• Saved entries
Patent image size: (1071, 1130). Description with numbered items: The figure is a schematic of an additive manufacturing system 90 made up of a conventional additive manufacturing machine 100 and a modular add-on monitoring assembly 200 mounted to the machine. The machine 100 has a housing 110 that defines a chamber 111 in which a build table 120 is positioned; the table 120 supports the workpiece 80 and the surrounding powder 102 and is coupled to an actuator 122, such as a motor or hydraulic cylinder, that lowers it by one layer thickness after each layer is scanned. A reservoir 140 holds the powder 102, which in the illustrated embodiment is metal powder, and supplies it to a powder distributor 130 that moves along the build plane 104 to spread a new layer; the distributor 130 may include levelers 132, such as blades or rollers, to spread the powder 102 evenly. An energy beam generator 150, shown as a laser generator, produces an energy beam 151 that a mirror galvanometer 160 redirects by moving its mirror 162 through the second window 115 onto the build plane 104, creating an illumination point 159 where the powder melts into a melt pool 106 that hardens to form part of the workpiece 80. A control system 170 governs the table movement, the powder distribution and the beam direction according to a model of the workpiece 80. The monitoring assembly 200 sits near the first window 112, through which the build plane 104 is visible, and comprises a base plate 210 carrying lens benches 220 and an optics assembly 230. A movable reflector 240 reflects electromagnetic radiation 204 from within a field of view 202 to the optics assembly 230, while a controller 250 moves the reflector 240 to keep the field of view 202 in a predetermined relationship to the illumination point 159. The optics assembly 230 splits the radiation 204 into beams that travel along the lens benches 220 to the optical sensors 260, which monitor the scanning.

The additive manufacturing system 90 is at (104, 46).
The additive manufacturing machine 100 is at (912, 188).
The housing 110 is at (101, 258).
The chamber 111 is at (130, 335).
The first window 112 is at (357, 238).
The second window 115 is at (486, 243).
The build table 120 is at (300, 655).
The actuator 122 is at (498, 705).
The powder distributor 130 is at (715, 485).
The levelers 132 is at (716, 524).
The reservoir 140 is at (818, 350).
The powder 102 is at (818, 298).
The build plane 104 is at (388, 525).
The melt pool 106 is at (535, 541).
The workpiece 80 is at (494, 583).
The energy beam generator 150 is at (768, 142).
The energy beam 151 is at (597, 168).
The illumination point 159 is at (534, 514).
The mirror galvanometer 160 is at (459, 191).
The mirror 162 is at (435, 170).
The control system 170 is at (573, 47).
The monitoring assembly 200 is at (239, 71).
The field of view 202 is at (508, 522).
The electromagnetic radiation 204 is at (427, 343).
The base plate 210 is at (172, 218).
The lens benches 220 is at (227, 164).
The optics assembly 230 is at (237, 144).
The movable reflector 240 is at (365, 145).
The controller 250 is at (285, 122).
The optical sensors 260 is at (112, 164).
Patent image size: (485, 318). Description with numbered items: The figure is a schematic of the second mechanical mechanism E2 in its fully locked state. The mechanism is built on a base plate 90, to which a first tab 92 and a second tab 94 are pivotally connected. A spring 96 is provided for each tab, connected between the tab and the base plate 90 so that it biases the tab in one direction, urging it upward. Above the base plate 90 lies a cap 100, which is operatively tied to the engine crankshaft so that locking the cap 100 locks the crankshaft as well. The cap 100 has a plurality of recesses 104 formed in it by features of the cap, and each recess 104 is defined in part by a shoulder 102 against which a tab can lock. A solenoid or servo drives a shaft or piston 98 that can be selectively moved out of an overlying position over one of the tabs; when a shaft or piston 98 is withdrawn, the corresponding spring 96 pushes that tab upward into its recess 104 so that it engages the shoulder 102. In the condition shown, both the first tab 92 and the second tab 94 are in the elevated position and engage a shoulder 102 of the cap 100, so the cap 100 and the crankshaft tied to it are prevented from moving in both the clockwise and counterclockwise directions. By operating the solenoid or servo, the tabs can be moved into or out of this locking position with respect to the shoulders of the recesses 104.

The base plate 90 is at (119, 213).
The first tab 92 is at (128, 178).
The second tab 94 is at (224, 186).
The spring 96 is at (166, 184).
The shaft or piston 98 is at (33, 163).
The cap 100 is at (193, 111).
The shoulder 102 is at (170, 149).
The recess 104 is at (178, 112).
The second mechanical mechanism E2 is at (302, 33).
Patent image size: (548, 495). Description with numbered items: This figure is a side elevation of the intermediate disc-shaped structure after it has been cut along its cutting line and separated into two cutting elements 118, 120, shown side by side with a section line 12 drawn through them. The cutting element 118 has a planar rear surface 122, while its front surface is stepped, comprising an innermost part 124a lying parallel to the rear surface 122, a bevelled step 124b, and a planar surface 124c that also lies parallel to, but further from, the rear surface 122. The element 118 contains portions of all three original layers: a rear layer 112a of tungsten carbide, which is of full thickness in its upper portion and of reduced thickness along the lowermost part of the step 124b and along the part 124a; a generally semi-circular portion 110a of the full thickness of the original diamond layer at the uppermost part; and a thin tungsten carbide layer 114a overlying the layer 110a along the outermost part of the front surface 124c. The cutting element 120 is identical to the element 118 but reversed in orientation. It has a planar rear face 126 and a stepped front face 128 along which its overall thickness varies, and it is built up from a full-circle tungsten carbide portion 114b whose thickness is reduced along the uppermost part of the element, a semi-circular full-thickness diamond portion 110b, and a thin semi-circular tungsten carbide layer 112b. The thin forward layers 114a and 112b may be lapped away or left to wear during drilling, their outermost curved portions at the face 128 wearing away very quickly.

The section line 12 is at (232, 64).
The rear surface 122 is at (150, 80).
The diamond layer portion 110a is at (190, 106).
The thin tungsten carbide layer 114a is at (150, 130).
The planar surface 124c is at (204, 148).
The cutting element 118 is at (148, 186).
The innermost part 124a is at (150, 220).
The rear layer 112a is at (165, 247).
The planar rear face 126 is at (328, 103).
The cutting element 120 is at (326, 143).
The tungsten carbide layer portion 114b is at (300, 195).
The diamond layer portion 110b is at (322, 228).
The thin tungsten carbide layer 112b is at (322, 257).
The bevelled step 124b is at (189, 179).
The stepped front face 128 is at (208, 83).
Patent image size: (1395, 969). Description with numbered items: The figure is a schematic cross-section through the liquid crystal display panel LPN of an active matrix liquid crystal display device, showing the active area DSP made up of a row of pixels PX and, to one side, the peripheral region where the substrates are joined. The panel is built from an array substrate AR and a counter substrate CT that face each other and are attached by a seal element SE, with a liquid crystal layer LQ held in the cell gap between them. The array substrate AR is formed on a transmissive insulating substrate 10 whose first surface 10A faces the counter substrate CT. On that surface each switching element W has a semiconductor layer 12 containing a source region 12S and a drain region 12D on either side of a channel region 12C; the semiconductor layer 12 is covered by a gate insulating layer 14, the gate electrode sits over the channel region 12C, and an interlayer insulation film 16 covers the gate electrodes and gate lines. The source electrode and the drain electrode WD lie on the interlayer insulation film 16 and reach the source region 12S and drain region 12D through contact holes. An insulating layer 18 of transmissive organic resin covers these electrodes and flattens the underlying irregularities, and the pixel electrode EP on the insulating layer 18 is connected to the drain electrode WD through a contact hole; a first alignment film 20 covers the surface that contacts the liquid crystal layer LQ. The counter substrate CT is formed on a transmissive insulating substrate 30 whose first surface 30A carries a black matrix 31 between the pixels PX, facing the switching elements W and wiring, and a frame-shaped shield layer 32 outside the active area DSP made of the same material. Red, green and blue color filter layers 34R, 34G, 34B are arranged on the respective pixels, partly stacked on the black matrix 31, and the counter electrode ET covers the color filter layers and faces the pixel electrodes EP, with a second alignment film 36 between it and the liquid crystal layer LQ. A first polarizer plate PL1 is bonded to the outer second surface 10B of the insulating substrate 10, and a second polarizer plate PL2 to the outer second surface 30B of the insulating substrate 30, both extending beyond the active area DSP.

• Goal
Rewrite all of the data above, substituting "Drawing dimensions" for each occurrence of "Patent image size" and keeping everything else the same.

• Exercise answer
Drawing dimensions: (1071, 1130). Description with numbered items: The figure is a schematic of an additive manufacturing system 90 made up of a conventional additive manufacturing machine 100 and a modular add-on monitoring assembly 200 mounted to the machine. The machine 100 has a housing 110 that defines a chamber 111 in which a build table 120 is positioned; the table 120 supports the workpiece 80 and the surrounding powder 102 and is coupled to an actuator 122, such as a motor or hydraulic cylinder, that lowers it by one layer thickness after each layer is scanned. A reservoir 140 holds the powder 102, which in the illustrated embodiment is metal powder, and supplies it to a powder distributor 130 that moves along the build plane 104 to spread a new layer; the distributor 130 may include levelers 132, such as blades or rollers, to spread the powder 102 evenly. An energy beam generator 150, shown as a laser generator, produces an energy beam 151 that a mirror galvanometer 160 redirects by moving its mirror 162 through the second window 115 onto the build plane 104, creating an illumination point 159 where the powder melts into a melt pool 106 that hardens to form part of the workpiece 80. A control system 170 governs the table movement, the powder distribution and the beam direction according to a model of the workpiece 80. The monitoring assembly 200 sits near the first window 112, through which the build plane 104 is visible, and comprises a base plate 210 carrying lens benches 220 and an optics assembly 230. A movable reflector 240 reflects electromagnetic radiation 204 from within a field of view 202 to the optics assembly 230, while a controller 250 moves the reflector 240 to keep the field of view 202 in a predetermined relationship to the illumination point 159. The optics assembly 230 splits the radiation 204 into beams that travel along the lens benches 220 to the optical sensors 260, which monitor the scanning.

The additive manufacturing system 90 is at (104, 46).
The additive manufacturing machine 100 is at (912, 188).
The housing 110 is at (101, 258).
The chamber 111 is at (130, 335).
The first window 112 is at (357, 238).
The second window 115 is at (486, 243).
The build table 120 is at (300, 655).
The actuator 122 is at (498, 705).
The powder distributor 130 is at (715, 485).
The levelers 132 is at (716, 524).
The reservoir 140 is at (818, 350).
The powder 102 is at (818, 298).
The build plane 104 is at (388, 525).
The melt pool 106 is at (535, 541).
The workpiece 80 is at (494, 583).
The energy beam generator 150 is at (768, 142).
The energy beam 151 is at (597, 168).
The illumination point 159 is at (534, 514).
The mirror galvanometer 160 is at (459, 191).
The mirror 162 is at (435, 170).
The control system 170 is at (573, 47).
The monitoring assembly 200 is at (239, 71).
The field of view 202 is at (508, 522).
The electromagnetic radiation 204 is at (427, 343).
The base plate 210 is at (172, 218).
The lens benches 220 is at (227, 164).
The optics assembly 230 is at (237, 144).
The movable reflector 240 is at (365, 145).
The controller 250 is at (285, 122).
The optical sensors 260 is at (112, 164).
Drawing dimensions: (485, 318). Description with numbered items: The figure is a schematic of the second mechanical mechanism E2 in its fully locked state. The mechanism is built on a base plate 90, to which a first tab 92 and a second tab 94 are pivotally connected. A spring 96 is provided for each tab, connected between the tab and the base plate 90 so that it biases the tab in one direction, urging it upward. Above the base plate 90 lies a cap 100, which is operatively tied to the engine crankshaft so that locking the cap 100 locks the crankshaft as well. The cap 100 has a plurality of recesses 104 formed in it by features of the cap, and each recess 104 is defined in part by a shoulder 102 against which a tab can lock. A solenoid or servo drives a shaft or piston 98 that can be selectively moved out of an overlying position over one of the tabs; when a shaft or piston 98 is withdrawn, the corresponding spring 96 pushes that tab upward into its recess 104 so that it engages the shoulder 102. In the condition shown, both the first tab 92 and the second tab 94 are in the elevated position and engage a shoulder 102 of the cap 100, so the cap 100 and the crankshaft tied to it are prevented from moving in both the clockwise and counterclockwise directions. By operating the solenoid or servo, the tabs can be moved into or out of this locking position with respect to the shoulders of the recesses 104.

The base plate 90 is at (119, 213).
The first tab 92 is at (128, 178).
The second tab 94 is at (224, 186).
The spring 96 is at (166, 184).
The shaft or piston 98 is at (33, 163).
The cap 100 is at (193, 111).
The shoulder 102 is at (170, 149).
The recess 104 is at (178, 112).
The second mechanical mechanism E2 is at (302, 33).
Drawing dimensions: (548, 495). Description with numbered items: This figure is a side elevation of the intermediate disc-shaped structure after it has been cut along its cutting line and separated into two cutting elements 118, 120, shown side by side with a section line 12 drawn through them. The cutting element 118 has a planar rear surface 122, while its front surface is stepped, comprising an innermost part 124a lying parallel to the rear surface 122, a bevelled step 124b, and a planar surface 124c that also lies parallel to, but further from, the rear surface 122. The element 118 contains portions of all three original layers: a rear layer 112a of tungsten carbide, which is of full thickness in its upper portion and of reduced thickness along the lowermost part of the step 124b and along the part 124a; a generally semi-circular portion 110a of the full thickness of the original diamond layer at the uppermost part; and a thin tungsten carbide layer 114a overlying the layer 110a along the outermost part of the front surface 124c. The cutting element 120 is identical to the element 118 but reversed in orientation. It has a planar rear face 126 and a stepped front face 128 along which its overall thickness varies, and it is built up from a full-circle tungsten carbide portion 114b whose thickness is reduced along the uppermost part of the element, a semi-circular full-thickness diamond portion 110b, and a thin semi-circular tungsten carbide layer 112b. The thin forward layers 114a and 112b may be lapped away or left to wear during drilling, their outermost curved portions at the face 128 wearing away very quickly.

The section line 12 is at (232, 64).
The rear surface 122 is at (150, 80).
The diamond layer portion 110a is at (190, 106).
The thin tungsten carbide layer 114a is at (150, 130).
The planar surface 124c is at (204, 148).
The cutting element 118 is at (148, 186).
The innermost part 124a is at (150, 220).
The rear layer 112a is at (165, 247).
The planar rear face 126 is at (328, 103).
The cutting element 120 is at (326, 143).
The tungsten carbide layer portion 114b is at (300, 195).
The diamond layer portion 110b is at (322, 228).
The thin tungsten carbide layer 112b is at (322, 257).
The bevelled step 124b is at (189, 179).
The stepped front face 128 is at (208, 83).
Drawing dimensions: (1395, 969). Description with numbered items: The figure is a schematic cross-section through the liquid crystal display panel LPN of an active matrix liquid crystal display device, showing the active area DSP made up of a row of pixels PX and, to one side, the peripheral region where the substrates are joined. The panel is built from an array substrate AR and a counter substrate CT that face each other and are attached by a seal element SE, with a liquid crystal layer LQ held in the cell gap between them. The array substrate AR is formed on a transmissive insulating substrate 10 whose first surface 10A faces the counter substrate CT. On that surface each switching element W has a semiconductor layer 12 containing a source region 12S and a drain region 12D on either side of a channel region 12C; the semiconductor layer 12 is covered by a gate insulating layer 14, the gate electrode sits over the channel region 12C, and an interlayer insulation film 16 covers the gate electrodes and gate lines. The source electrode and the drain electrode WD lie on the interlayer insulation film 16 and reach the source region 12S and drain region 12D through contact holes. An insulating layer 18 of transmissive organic resin covers these electrodes and flattens the underlying irregularities, and the pixel electrode EP on the insulating layer 18 is connected to the drain electrode WD through a contact hole; a first alignment film 20 covers the surface that contacts the liquid crystal layer LQ. The counter substrate CT is formed on a transmissive insulating substrate 30 whose first surface 30A carries a black matrix 31 between the pixels PX, facing the switching elements W and wiring, and a frame-shaped shield layer 32 outside the active area DSP made of the same material. Red, green and blue color filter layers 34R, 34G, 34B are arranged on the respective pixels, partly stacked on the black matrix 31, and the counter electrode ET covers the color filter layers and faces the pixel electrodes EP, with a second alignment film 36 between it and the liquid crystal layer LQ. A first polarizer plate PL1 is bonded to the outer second surface 10B of the insulating substrate 10, and a second polarizer plate PL2 to the outer second surface 30B of the insulating substrate 30, both extending beyond the active area DSP.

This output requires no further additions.